> [What is needed]: Copy every line that holds "Fractional".
--- START Records supplied ---
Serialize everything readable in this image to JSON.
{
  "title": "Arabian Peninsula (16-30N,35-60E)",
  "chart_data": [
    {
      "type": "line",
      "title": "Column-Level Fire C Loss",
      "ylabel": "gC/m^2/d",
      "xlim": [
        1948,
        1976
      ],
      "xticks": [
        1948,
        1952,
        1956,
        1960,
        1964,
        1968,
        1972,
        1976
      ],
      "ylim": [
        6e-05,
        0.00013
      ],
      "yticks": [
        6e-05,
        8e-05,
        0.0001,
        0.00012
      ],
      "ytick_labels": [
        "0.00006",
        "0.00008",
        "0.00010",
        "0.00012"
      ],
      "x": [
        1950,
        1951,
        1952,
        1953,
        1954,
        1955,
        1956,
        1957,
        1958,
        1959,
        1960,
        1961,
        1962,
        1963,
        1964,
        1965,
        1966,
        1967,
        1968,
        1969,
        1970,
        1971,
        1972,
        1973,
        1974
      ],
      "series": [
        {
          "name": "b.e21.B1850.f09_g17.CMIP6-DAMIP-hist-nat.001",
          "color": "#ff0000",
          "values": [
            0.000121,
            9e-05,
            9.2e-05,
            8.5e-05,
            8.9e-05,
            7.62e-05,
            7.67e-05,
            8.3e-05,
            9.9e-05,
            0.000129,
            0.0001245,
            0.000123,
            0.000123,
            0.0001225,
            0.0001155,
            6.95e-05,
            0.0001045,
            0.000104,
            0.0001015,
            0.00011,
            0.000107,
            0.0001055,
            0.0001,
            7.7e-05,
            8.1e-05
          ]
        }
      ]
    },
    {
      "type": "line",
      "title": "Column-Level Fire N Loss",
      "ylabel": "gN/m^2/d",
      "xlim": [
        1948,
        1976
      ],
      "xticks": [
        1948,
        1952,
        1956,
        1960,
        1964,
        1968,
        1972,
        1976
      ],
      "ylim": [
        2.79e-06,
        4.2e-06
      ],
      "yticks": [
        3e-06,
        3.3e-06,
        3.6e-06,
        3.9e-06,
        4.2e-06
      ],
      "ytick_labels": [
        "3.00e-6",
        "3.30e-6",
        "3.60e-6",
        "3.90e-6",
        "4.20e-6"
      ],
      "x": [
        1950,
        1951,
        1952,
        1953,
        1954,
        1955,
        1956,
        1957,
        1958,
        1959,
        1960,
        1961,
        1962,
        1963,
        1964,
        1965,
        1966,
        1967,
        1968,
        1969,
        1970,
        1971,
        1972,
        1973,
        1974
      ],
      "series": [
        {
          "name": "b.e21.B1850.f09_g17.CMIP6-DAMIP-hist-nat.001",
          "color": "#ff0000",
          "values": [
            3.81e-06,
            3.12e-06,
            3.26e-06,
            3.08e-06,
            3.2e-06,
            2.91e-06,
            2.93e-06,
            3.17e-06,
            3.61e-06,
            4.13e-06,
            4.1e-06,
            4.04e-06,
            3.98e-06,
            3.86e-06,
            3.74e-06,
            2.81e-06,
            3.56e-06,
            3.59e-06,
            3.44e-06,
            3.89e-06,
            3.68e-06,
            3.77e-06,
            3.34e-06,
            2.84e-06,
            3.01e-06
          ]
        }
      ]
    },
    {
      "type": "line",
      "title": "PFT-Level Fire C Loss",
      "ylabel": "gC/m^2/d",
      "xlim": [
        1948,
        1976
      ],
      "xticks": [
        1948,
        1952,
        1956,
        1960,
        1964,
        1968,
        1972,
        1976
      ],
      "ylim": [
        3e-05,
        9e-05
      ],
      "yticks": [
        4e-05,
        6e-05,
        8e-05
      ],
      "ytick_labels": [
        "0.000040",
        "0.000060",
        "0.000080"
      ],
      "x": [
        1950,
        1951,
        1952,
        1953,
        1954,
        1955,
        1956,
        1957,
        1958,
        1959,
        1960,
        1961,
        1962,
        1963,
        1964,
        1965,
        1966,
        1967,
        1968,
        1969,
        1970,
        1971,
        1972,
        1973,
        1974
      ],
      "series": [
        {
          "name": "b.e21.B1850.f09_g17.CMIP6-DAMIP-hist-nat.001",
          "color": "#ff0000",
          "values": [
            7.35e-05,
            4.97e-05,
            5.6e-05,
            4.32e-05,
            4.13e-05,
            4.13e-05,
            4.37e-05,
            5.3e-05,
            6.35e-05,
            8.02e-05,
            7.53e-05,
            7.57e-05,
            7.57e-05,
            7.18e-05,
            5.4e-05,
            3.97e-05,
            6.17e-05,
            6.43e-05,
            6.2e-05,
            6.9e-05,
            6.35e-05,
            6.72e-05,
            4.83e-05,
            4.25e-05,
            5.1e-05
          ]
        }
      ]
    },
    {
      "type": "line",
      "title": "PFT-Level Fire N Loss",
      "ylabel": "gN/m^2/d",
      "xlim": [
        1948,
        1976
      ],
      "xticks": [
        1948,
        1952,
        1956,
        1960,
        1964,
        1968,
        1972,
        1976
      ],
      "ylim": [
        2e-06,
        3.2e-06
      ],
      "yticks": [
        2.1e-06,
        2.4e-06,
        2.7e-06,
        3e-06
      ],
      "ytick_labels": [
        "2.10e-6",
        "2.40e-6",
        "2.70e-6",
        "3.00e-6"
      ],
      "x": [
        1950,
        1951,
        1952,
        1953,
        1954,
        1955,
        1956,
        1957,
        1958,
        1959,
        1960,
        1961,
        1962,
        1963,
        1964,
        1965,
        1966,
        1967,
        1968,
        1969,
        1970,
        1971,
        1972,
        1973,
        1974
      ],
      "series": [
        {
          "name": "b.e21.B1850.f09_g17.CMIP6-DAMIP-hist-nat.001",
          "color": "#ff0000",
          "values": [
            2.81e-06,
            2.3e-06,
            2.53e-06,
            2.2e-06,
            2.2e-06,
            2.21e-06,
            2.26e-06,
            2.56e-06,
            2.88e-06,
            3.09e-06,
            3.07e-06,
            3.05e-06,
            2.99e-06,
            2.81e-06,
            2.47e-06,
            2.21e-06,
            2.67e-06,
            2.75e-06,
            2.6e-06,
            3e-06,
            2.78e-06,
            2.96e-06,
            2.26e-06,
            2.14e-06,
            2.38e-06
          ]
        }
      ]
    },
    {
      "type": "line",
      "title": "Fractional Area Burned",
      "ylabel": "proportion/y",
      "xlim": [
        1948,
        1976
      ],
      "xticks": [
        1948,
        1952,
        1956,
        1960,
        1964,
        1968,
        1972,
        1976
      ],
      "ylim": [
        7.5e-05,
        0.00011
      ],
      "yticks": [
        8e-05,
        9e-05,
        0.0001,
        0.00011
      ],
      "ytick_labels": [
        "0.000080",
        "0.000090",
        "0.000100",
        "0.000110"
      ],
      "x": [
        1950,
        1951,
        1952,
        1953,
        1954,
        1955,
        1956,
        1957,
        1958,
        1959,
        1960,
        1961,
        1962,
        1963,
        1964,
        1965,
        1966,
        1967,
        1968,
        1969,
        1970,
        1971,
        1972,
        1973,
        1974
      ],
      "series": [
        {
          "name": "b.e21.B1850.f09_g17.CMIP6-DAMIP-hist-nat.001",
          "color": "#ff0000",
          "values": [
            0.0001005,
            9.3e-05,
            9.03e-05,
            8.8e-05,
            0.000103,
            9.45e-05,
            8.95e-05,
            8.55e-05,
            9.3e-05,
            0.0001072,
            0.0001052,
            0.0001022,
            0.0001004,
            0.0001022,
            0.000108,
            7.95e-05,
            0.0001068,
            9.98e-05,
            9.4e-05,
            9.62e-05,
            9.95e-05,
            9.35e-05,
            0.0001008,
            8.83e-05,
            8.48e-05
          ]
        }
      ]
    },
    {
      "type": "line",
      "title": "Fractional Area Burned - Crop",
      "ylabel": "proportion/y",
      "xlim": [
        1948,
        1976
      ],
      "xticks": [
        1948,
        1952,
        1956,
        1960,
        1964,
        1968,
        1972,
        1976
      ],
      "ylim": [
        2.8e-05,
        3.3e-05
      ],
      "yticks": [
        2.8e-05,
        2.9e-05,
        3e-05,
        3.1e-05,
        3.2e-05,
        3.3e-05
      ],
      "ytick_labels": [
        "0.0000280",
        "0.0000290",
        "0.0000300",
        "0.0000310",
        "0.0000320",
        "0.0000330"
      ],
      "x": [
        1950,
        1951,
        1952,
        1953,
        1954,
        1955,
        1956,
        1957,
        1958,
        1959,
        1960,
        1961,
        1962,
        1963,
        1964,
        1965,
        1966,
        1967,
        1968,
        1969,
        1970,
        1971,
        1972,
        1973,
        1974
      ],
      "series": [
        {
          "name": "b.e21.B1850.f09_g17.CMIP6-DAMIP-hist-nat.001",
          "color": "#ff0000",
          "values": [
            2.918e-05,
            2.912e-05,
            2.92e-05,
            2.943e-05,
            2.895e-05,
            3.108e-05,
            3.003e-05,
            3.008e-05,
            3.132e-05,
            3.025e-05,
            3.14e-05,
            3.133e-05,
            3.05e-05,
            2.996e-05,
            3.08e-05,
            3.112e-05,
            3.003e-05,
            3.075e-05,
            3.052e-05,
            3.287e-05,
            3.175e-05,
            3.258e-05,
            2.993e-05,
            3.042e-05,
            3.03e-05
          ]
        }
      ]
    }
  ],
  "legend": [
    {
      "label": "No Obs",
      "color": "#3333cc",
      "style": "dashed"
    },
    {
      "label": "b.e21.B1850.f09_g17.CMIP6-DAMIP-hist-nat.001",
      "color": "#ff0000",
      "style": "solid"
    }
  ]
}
--- END Records supplied ---
> [Answer to this problem]:
      "title": "Fractional Area Burned",
      "title": "Fractional Area Burned - Crop",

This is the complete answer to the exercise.